= EXERCISE INSTRUCTIONS =
Output each entry below as it stands, leaving out every picture.
___
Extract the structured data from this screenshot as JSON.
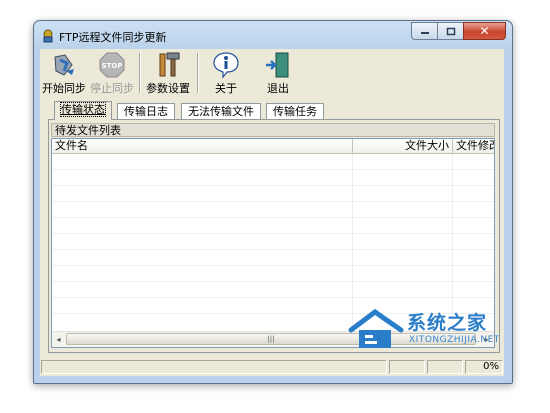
{
  "window": {
    "title": "FTP远程文件同步更新",
    "controls": {
      "minimize": "–",
      "maximize": "□",
      "close": "✕"
    }
  },
  "toolbar": {
    "start_sync": {
      "label": "开始同步",
      "icon": "sync-icon"
    },
    "stop_sync": {
      "label": "停止同步",
      "icon": "stop-icon"
    },
    "settings": {
      "label": "参数设置",
      "icon": "tools-icon"
    },
    "about": {
      "label": "关于",
      "icon": "info-icon"
    },
    "exit": {
      "label": "退出",
      "icon": "exit-door-icon"
    }
  },
  "tabs": [
    {
      "label": "传输状态",
      "active": true
    },
    {
      "label": "传输日志",
      "active": false
    },
    {
      "label": "无法传输文件",
      "active": false
    },
    {
      "label": "传输任务",
      "active": false
    }
  ],
  "panel": {
    "group_title": "待发文件列表",
    "columns": [
      "文件名",
      "文件大小",
      "文件修改"
    ]
  },
  "scrollbar": {
    "left": "◂",
    "right": "▸",
    "grip": "|||"
  },
  "status": {
    "progress": "0%"
  },
  "watermark": {
    "brand": "系统之家",
    "url": "XITONGZHIJIA.NET"
  }
}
___
= TASK RESPONSE =
Extract the structured data from this screenshot as JSON.
{
  "window": {
    "title": "FTP远程文件同步更新",
    "controls": {
      "minimize": "–",
      "maximize": "□",
      "close": "✕"
    }
  },
  "toolbar": {
    "start_sync": {
      "label": "开始同步",
      "icon": "sync-icon"
    },
    "stop_sync": {
      "label": "停止同步",
      "icon": "stop-icon"
    },
    "settings": {
      "label": "参数设置",
      "icon": "tools-icon"
    },
    "about": {
      "label": "关于",
      "icon": "info-icon"
    },
    "exit": {
      "label": "退出",
      "icon": "exit-door-icon"
    }
  },
  "tabs": [
    {
      "label": "传输状态",
      "active": true
    },
    {
      "label": "传输日志",
      "active": false
    },
    {
      "label": "无法传输文件",
      "active": false
    },
    {
      "label": "传输任务",
      "active": false
    }
  ],
  "panel": {
    "group_title": "待发文件列表",
    "columns": [
      "文件名",
      "文件大小",
      "文件修改"
    ]
  },
  "scrollbar": {
    "left": "◂",
    "right": "▸",
    "grip": "|||"
  },
  "status": {
    "progress": "0%"
  },
  "watermark": {
    "brand": "系统之家",
    "url": "XITONGZHIJIA.NET"
  }
}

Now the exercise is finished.